THE EXERCISE —
The listing below should be printed exactly, every line of it. Skip the pictures.

* begin AVAILABLE DATA *

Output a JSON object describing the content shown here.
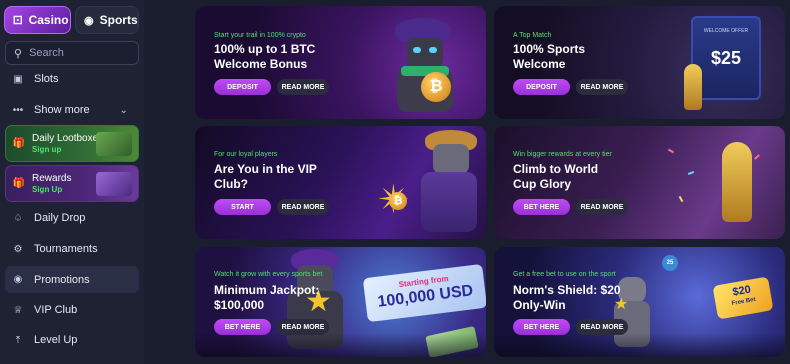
{
  "sidebar": {
    "switch": {
      "casino": "Casino",
      "sports": "Sports"
    },
    "search_placeholder": "Search",
    "slots": "Slots",
    "show_more": "Show more",
    "lootboxes": {
      "title": "Daily Lootboxes",
      "sub": "Sign up"
    },
    "rewards": {
      "title": "Rewards",
      "sub": "Sign Up"
    },
    "daily_drop": "Daily Drop",
    "tournaments": "Tournaments",
    "promotions": "Promotions",
    "vip_club": "VIP Club",
    "level_up": "Level Up"
  },
  "cards": [
    {
      "tag": "Start your trail in 100% crypto",
      "title": "100% up to 1 BTC\nWelcome Bonus",
      "primary": "DEPOSIT",
      "secondary": "READ MORE"
    },
    {
      "tag": "A Top Match",
      "title": "100% Sports\nWelcome",
      "primary": "DEPOSIT",
      "secondary": "READ MORE",
      "art": {
        "banner": "WELCOME OFFER",
        "amount": "$25"
      }
    },
    {
      "tag": "For our loyal players",
      "title": "Are You in the VIP\nClub?",
      "primary": "START",
      "secondary": "READ MORE"
    },
    {
      "tag": "Win bigger rewards at every tier",
      "title": "Climb to World\nCup Glory",
      "primary": "BET HERE",
      "secondary": "READ MORE"
    },
    {
      "tag": "Watch it grow with every sports bet",
      "title": "Minimum Jackpot:\n$100,000",
      "primary": "BET HERE",
      "secondary": "READ MORE",
      "art": {
        "line1": "Starting from",
        "line2": "100,000 USD"
      }
    },
    {
      "tag": "Get a free bet to use on the sport",
      "title": "Norm's Shield: $20\nOnly-Win",
      "primary": "BET HERE",
      "secondary": "READ MORE",
      "art": {
        "ticket_amount": "$20",
        "ticket_text": "Free Bet",
        "badge": "25"
      }
    }
  ],
  "colors": {
    "accent": "#b13ef0",
    "tag_green": "#4fe06a",
    "sidebar_bg": "#1f2233"
  }
}
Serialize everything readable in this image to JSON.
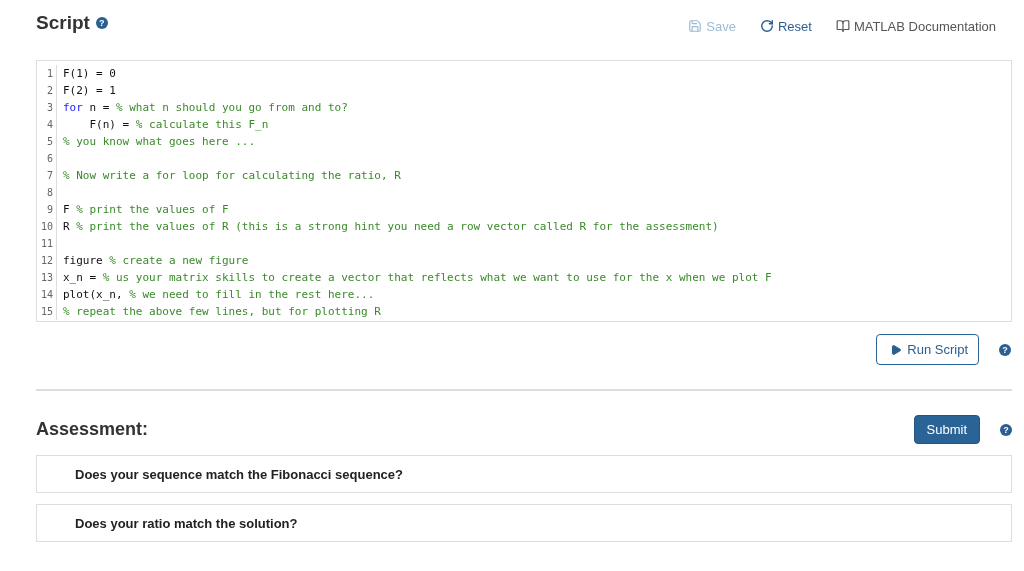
{
  "script": {
    "title": "Script",
    "help": "?",
    "toolbar": [
      {
        "kind": "save",
        "label": "Save",
        "disabled": true
      },
      {
        "kind": "reset",
        "label": "Reset",
        "disabled": false
      },
      {
        "kind": "docs",
        "label": "MATLAB Documentation",
        "disabled": false
      }
    ],
    "lines": [
      {
        "number": "1",
        "tokens": [
          {
            "kind": "code",
            "text": "F(1) = 0"
          }
        ]
      },
      {
        "number": "2",
        "tokens": [
          {
            "kind": "code",
            "text": "F(2) = 1"
          }
        ]
      },
      {
        "number": "3",
        "tokens": [
          {
            "kind": "keyword",
            "text": "for"
          },
          {
            "kind": "code",
            "text": " n = "
          },
          {
            "kind": "comment",
            "text": "% what n should you go from and to?"
          }
        ]
      },
      {
        "number": "4",
        "tokens": [
          {
            "kind": "code",
            "text": "    F(n) = "
          },
          {
            "kind": "comment",
            "text": "% calculate this F_n"
          }
        ]
      },
      {
        "number": "5",
        "tokens": [
          {
            "kind": "comment",
            "text": "% you know what goes here ..."
          }
        ]
      },
      {
        "number": "6"
      },
      {
        "number": "7",
        "tokens": [
          {
            "kind": "comment",
            "text": "% Now write a for loop for calculating the ratio, R"
          }
        ]
      },
      {
        "number": "8"
      },
      {
        "number": "9",
        "tokens": [
          {
            "kind": "code",
            "text": "F "
          },
          {
            "kind": "comment",
            "text": "% print the values of F"
          }
        ]
      },
      {
        "number": "10",
        "tokens": [
          {
            "kind": "code",
            "text": "R "
          },
          {
            "kind": "comment",
            "text": "% print the values of R (this is a strong hint you need a row vector called R for the assessment)"
          }
        ]
      },
      {
        "number": "11"
      },
      {
        "number": "12",
        "tokens": [
          {
            "kind": "code",
            "text": "figure "
          },
          {
            "kind": "comment",
            "text": "% create a new figure"
          }
        ]
      },
      {
        "number": "13",
        "tokens": [
          {
            "kind": "code",
            "text": "x_n = "
          },
          {
            "kind": "comment",
            "text": "% us your matrix skills to create a vector that reflects what we want to use for the x when we plot F"
          }
        ]
      },
      {
        "number": "14",
        "tokens": [
          {
            "kind": "code",
            "text": "plot(x_n, "
          },
          {
            "kind": "comment",
            "text": "% we need to fill in the rest here..."
          }
        ]
      },
      {
        "number": "15",
        "tokens": [
          {
            "kind": "comment",
            "text": "% repeat the above few lines, but for plotting R"
          }
        ]
      }
    ],
    "run_button": "Run Script",
    "run_help": "?"
  },
  "assessment": {
    "title": "Assessment:",
    "submit": "Submit",
    "help": "?",
    "tests": [
      "Does your sequence match the Fibonacci sequence?",
      "Does your ratio match the solution?"
    ]
  }
}
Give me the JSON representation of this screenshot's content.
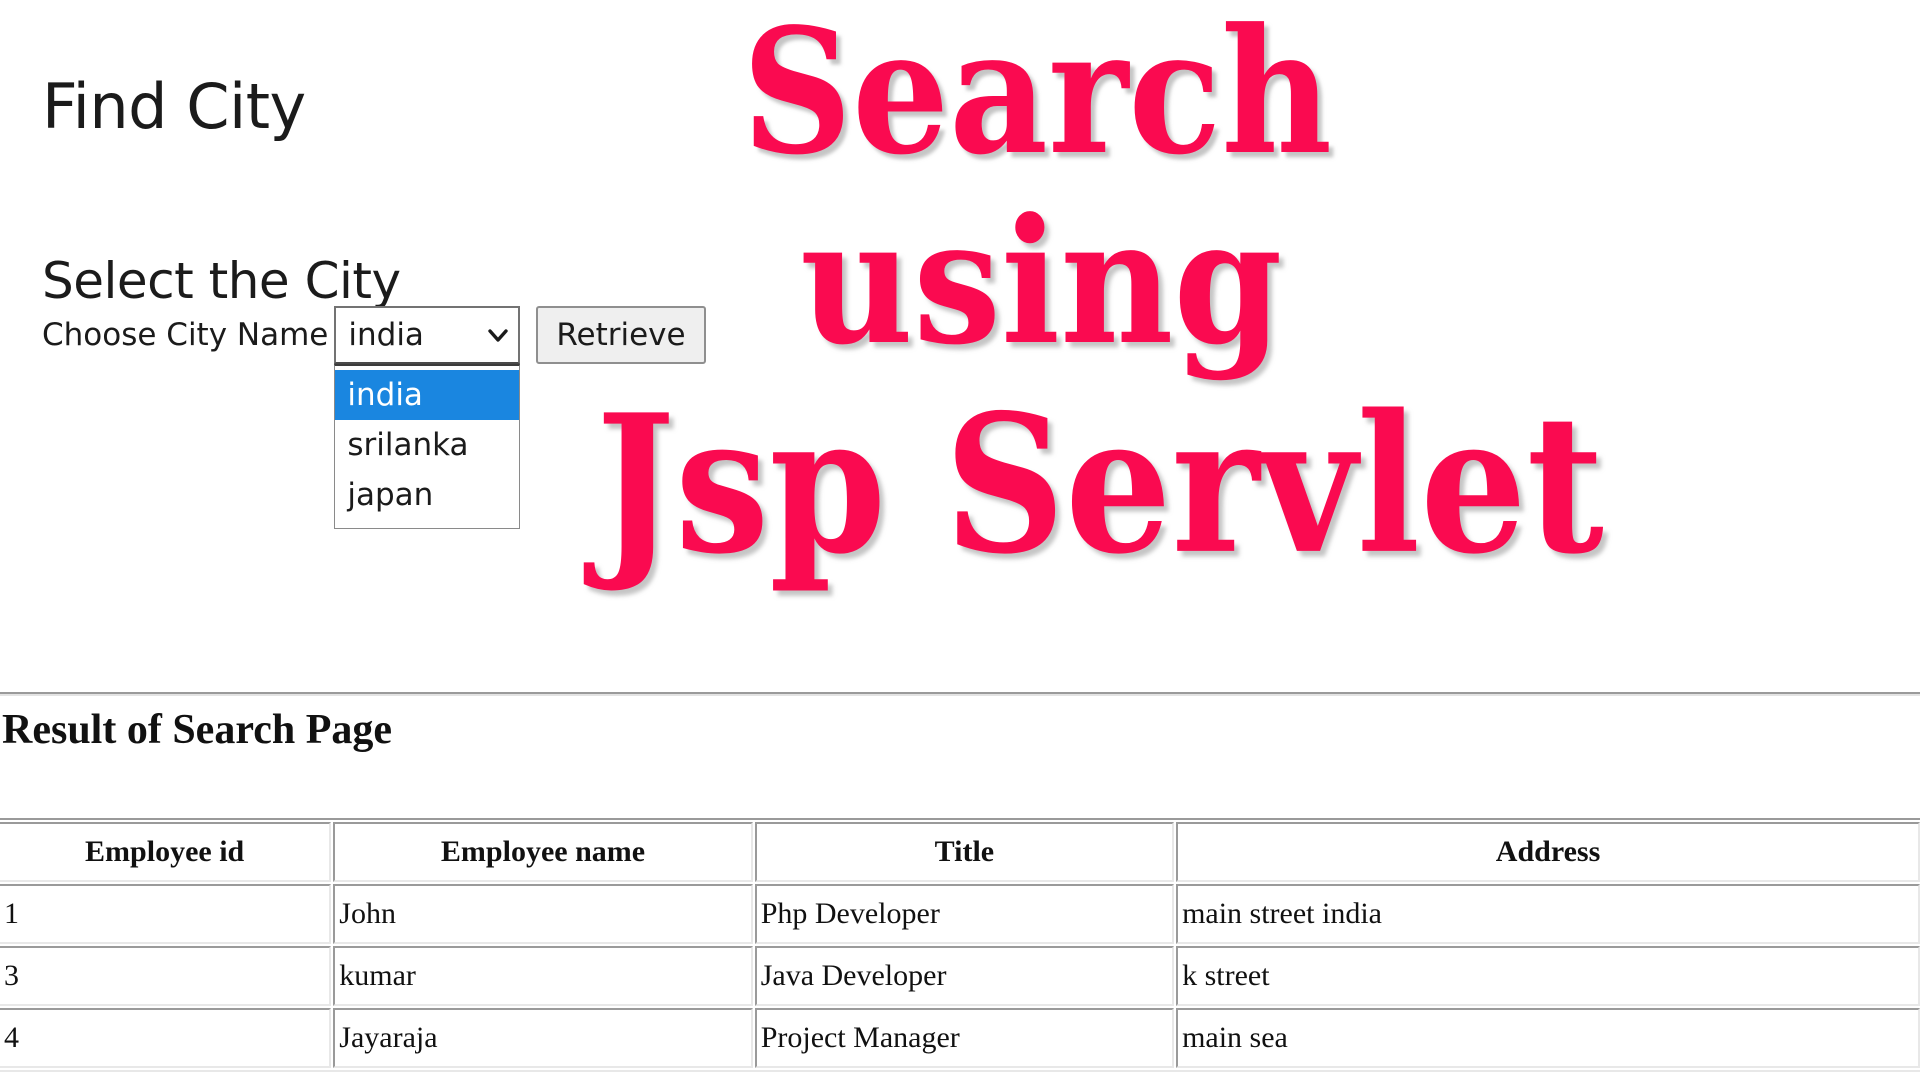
{
  "page": {
    "heading_find_city": "Find City",
    "heading_select_city": "Select the City",
    "hr": "horizontal-rule",
    "result_heading": "Result of Search Page"
  },
  "form": {
    "choose_label": "Choose City Name",
    "select": {
      "selected_value": "india",
      "expanded": true,
      "chevron_icon": "chevron-down-icon",
      "options": [
        {
          "label": "india",
          "selected": true
        },
        {
          "label": "srilanka",
          "selected": false
        },
        {
          "label": "japan",
          "selected": false
        }
      ]
    },
    "retrieve_button": "Retrieve"
  },
  "table": {
    "headers": [
      "Employee id",
      "Employee name",
      "Title",
      "Address"
    ],
    "rows": [
      {
        "id": "1",
        "name": "John",
        "title": "Php Developer",
        "address": "main street india"
      },
      {
        "id": "3",
        "name": "kumar",
        "title": "Java Developer",
        "address": "k street"
      },
      {
        "id": "4",
        "name": "Jayaraja",
        "title": "Project Manager",
        "address": "main sea"
      }
    ]
  },
  "overlay": {
    "line1": "Search",
    "line2": "using",
    "line3": "Jsp Servlet",
    "color": "#fa0a50",
    "shadow_color": "#969696"
  },
  "colors": {
    "highlight_blue": "#1a86e0",
    "text": "#1b1b1b",
    "button_face": "#efefef",
    "border_grey": "#8f8f8f",
    "background": "#ffffff"
  }
}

* end AVAILABLE DATA *

EXERCISE RESULT —
Output a JSON object describing the content shown here.
{
  "sidebar": {
    "switch": {
      "casino": "Casino",
      "sports": "Sports"
    },
    "search_placeholder": "Search",
    "slots": "Slots",
    "show_more": "Show more",
    "lootboxes": {
      "title": "Daily Lootboxes",
      "sub": "Sign up"
    },
    "rewards": {
      "title": "Rewards",
      "sub": "Sign Up"
    },
    "daily_drop": "Daily Drop",
    "tournaments": "Tournaments",
    "promotions": "Promotions",
    "vip_club": "VIP Club",
    "level_up": "Level Up"
  },
  "cards": [
    {
      "tag": "Start your trail in 100% crypto",
      "title": "100% up to 1 BTC\nWelcome Bonus",
      "primary": "DEPOSIT",
      "secondary": "READ MORE"
    },
    {
      "tag": "A Top Match",
      "title": "100% Sports\nWelcome",
      "primary": "DEPOSIT",
      "secondary": "READ MORE",
      "art": {
        "banner": "WELCOME OFFER",
        "amount": "$25"
      }
    },
    {
      "tag": "For our loyal players",
      "title": "Are You in the VIP\nClub?",
      "primary": "START",
      "secondary": "READ MORE"
    },
    {
      "tag": "Win bigger rewards at every tier",
      "title": "Climb to World\nCup Glory",
      "primary": "BET HERE",
      "secondary": "READ MORE"
    },
    {
      "tag": "Watch it grow with every sports bet",
      "title": "Minimum Jackpot:\n$100,000",
      "primary": "BET HERE",
      "secondary": "READ MORE",
      "art": {
        "line1": "Starting from",
        "line2": "100,000 USD"
      }
    },
    {
      "tag": "Get a free bet to use on the sport",
      "title": "Norm's Shield: $20\nOnly-Win",
      "primary": "BET HERE",
      "secondary": "READ MORE",
      "art": {
        "ticket_amount": "$20",
        "ticket_text": "Free Bet",
        "badge": "25"
      }
    }
  ],
  "colors": {
    "accent": "#b13ef0",
    "tag_green": "#4fe06a",
    "sidebar_bg": "#1f2233"
  }
}
Serialize everything readable in this image to JSON.
{
  "script": {
    "title": "Script",
    "help": "?",
    "toolbar": [
      {
        "kind": "save",
        "label": "Save",
        "disabled": true
      },
      {
        "kind": "reset",
        "label": "Reset",
        "disabled": false
      },
      {
        "kind": "docs",
        "label": "MATLAB Documentation",
        "disabled": false
      }
    ],
    "lines": [
      {
        "number": "1",
        "tokens": [
          {
            "kind": "code",
            "text": "F(1) = 0"
          }
        ]
      },
      {
        "number": "2",
        "tokens": [
          {
            "kind": "code",
            "text": "F(2) = 1"
          }
        ]
      },
      {
        "number": "3",
        "tokens": [
          {
            "kind": "keyword",
            "text": "for"
          },
          {
            "kind": "code",
            "text": " n = "
          },
          {
            "kind": "comment",
            "text": "% what n should you go from and to?"
          }
        ]
      },
      {
        "number": "4",
        "tokens": [
          {
            "kind": "code",
            "text": "    F(n) = "
          },
          {
            "kind": "comment",
            "text": "% calculate this F_n"
          }
        ]
      },
      {
        "number": "5",
        "tokens": [
          {
            "kind": "comment",
            "text": "% you know what goes here ..."
          }
        ]
      },
      {
        "number": "6"
      },
      {
        "number": "7",
        "tokens": [
          {
            "kind": "comment",
            "text": "% Now write a for loop for calculating the ratio, R"
          }
        ]
      },
      {
        "number": "8"
      },
      {
        "number": "9",
        "tokens": [
          {
            "kind": "code",
            "text": "F "
          },
          {
            "kind": "comment",
            "text": "% print the values of F"
          }
        ]
      },
      {
        "number": "10",
        "tokens": [
          {
            "kind": "code",
            "text": "R "
          },
          {
            "kind": "comment",
            "text": "% print the values of R (this is a strong hint you need a row vector called R for the assessment)"
          }
        ]
      },
      {
        "number": "11"
      },
      {
        "number": "12",
        "tokens": [
          {
            "kind": "code",
            "text": "figure "
          },
          {
            "kind": "comment",
            "text": "% create a new figure"
          }
        ]
      },
      {
        "number": "13",
        "tokens": [
          {
            "kind": "code",
            "text": "x_n = "
          },
          {
            "kind": "comment",
            "text": "% us your matrix skills to create a vector that reflects what we want to use for the x when we plot F"
          }
        ]
      },
      {
        "number": "14",
        "tokens": [
          {
            "kind": "code",
            "text": "plot(x_n, "
          },
          {
            "kind": "comment",
            "text": "% we need to fill in the rest here..."
          }
        ]
      },
      {
        "number": "15",
        "tokens": [
          {
            "kind": "comment",
            "text": "% repeat the above few lines, but for plotting R"
          }
        ]
      }
    ],
    "run_button": "Run Script",
    "run_help": "?"
  },
  "assessment": {
    "title": "Assessment:",
    "submit": "Submit",
    "help": "?",
    "tests": [
      "Does your sequence match the Fibonacci sequence?",
      "Does your ratio match the solution?"
    ]
  }
}
Give me the JSON representation of this screenshot's content.
{
  "page": {
    "heading_find_city": "Find City",
    "heading_select_city": "Select the City",
    "hr": "horizontal-rule",
    "result_heading": "Result of Search Page"
  },
  "form": {
    "choose_label": "Choose City Name",
    "select": {
      "selected_value": "india",
      "expanded": true,
      "chevron_icon": "chevron-down-icon",
      "options": [
        {
          "label": "india",
          "selected": true
        },
        {
          "label": "srilanka",
          "selected": false
        },
        {
          "label": "japan",
          "selected": false
        }
      ]
    },
    "retrieve_button": "Retrieve"
  },
  "table": {
    "headers": [
      "Employee id",
      "Employee name",
      "Title",
      "Address"
    ],
    "rows": [
      {
        "id": "1",
        "name": "John",
        "title": "Php Developer",
        "address": "main street india"
      },
      {
        "id": "3",
        "name": "kumar",
        "title": "Java Developer",
        "address": "k street"
      },
      {
        "id": "4",
        "name": "Jayaraja",
        "title": "Project Manager",
        "address": "main sea"
      }
    ]
  },
  "overlay": {
    "line1": "Search",
    "line2": "using",
    "line3": "Jsp Servlet",
    "color": "#fa0a50",
    "shadow_color": "#969696"
  },
  "colors": {
    "highlight_blue": "#1a86e0",
    "text": "#1b1b1b",
    "button_face": "#efefef",
    "border_grey": "#8f8f8f",
    "background": "#ffffff"
  }
}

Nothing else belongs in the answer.